» **EXERCISE DATA**:
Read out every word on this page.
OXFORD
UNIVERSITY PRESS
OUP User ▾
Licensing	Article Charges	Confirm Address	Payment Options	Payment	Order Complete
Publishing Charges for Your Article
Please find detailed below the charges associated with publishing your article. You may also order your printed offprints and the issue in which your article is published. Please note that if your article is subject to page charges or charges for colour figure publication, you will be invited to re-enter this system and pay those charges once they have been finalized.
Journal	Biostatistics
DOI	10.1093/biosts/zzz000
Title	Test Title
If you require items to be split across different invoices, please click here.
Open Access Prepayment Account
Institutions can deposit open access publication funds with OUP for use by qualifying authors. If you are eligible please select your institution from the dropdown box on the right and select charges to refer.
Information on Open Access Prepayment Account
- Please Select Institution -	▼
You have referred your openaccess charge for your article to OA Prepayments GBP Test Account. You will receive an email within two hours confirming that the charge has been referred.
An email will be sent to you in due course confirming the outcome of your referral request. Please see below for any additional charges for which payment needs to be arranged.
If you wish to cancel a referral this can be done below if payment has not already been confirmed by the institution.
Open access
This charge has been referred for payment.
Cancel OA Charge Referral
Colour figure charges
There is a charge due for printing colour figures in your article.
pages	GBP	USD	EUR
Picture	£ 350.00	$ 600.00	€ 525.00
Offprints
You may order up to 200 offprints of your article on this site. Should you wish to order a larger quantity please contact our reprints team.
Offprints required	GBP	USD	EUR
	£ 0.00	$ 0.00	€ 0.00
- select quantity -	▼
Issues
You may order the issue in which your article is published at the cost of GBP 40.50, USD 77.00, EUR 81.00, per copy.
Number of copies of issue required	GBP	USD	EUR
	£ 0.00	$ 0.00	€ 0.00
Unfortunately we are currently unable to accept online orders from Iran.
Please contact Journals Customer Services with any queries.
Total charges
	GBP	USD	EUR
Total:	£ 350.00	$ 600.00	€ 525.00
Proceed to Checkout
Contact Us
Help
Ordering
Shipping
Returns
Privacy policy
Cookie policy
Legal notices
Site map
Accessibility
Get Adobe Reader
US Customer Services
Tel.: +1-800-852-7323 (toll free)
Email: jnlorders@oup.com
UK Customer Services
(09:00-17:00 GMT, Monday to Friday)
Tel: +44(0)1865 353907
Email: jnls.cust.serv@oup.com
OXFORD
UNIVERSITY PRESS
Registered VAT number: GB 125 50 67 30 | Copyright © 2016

» **PROMPT**: Give the material above again, word for word.

» **WRITTEN RESPONSE**:
Read out every word on this page.
OXFORD
UNIVERSITY PRESS
OUP User ▾
Licensing	Article Charges	Confirm Address	Payment Options	Payment	Order Complete
Publishing Charges for Your Article
Please find detailed below the charges associated with publishing your article. You may also order your printed offprints and the issue in which your article is published. Please note that if your article is subject to page charges or charges for colour figure publication, you will be invited to re-enter this system and pay those charges once they have been finalized.
Journal	Biostatistics
DOI	10.1093/biosts/zzz000
Title	Test Title
If you require items to be split across different invoices, please click here.
Open Access Prepayment Account
Institutions can deposit open access publication funds with OUP for use by qualifying authors. If you are eligible please select your institution from the dropdown box on the right and select charges to refer.
Information on Open Access Prepayment Account
- Please Select Institution -	▼
You have referred your openaccess charge for your article to OA Prepayments GBP Test Account. You will receive an email within two hours confirming that the charge has been referred.
An email will be sent to you in due course confirming the outcome of your referral request. Please see below for any additional charges for which payment needs to be arranged.
If you wish to cancel a referral this can be done below if payment has not already been confirmed by the institution.
Open access
This charge has been referred for payment.
Cancel OA Charge Referral
Colour figure charges
There is a charge due for printing colour figures in your article.
pages	GBP	USD	EUR
Picture	£ 350.00	$ 600.00	€ 525.00
Offprints
You may order up to 200 offprints of your article on this site. Should you wish to order a larger quantity please contact our reprints team.
Offprints required	GBP	USD	EUR
	£ 0.00	$ 0.00	€ 0.00
- select quantity -	▼
Issues
You may order the issue in which your article is published at the cost of GBP 40.50, USD 77.00, EUR 81.00, per copy.
Number of copies of issue required	GBP	USD	EUR
	£ 0.00	$ 0.00	€ 0.00
Unfortunately we are currently unable to accept online orders from Iran.
Please contact Journals Customer Services with any queries.
Total charges
	GBP	USD	EUR
Total:	£ 350.00	$ 600.00	€ 525.00
Proceed to Checkout
Contact Us
Help
Ordering
Shipping
Returns
Privacy policy
Cookie policy
Legal notices
Site map
Accessibility
Get Adobe Reader
US Customer Services
Tel.: +1-800-852-7323 (toll free)
Email: jnlorders@oup.com
UK Customer Services
(09:00-17:00 GMT, Monday to Friday)
Tel: +44(0)1865 353907
Email: jnls.cust.serv@oup.com
OXFORD
UNIVERSITY PRESS
Registered VAT number: GB 125 50 67 30 | Copyright © 2016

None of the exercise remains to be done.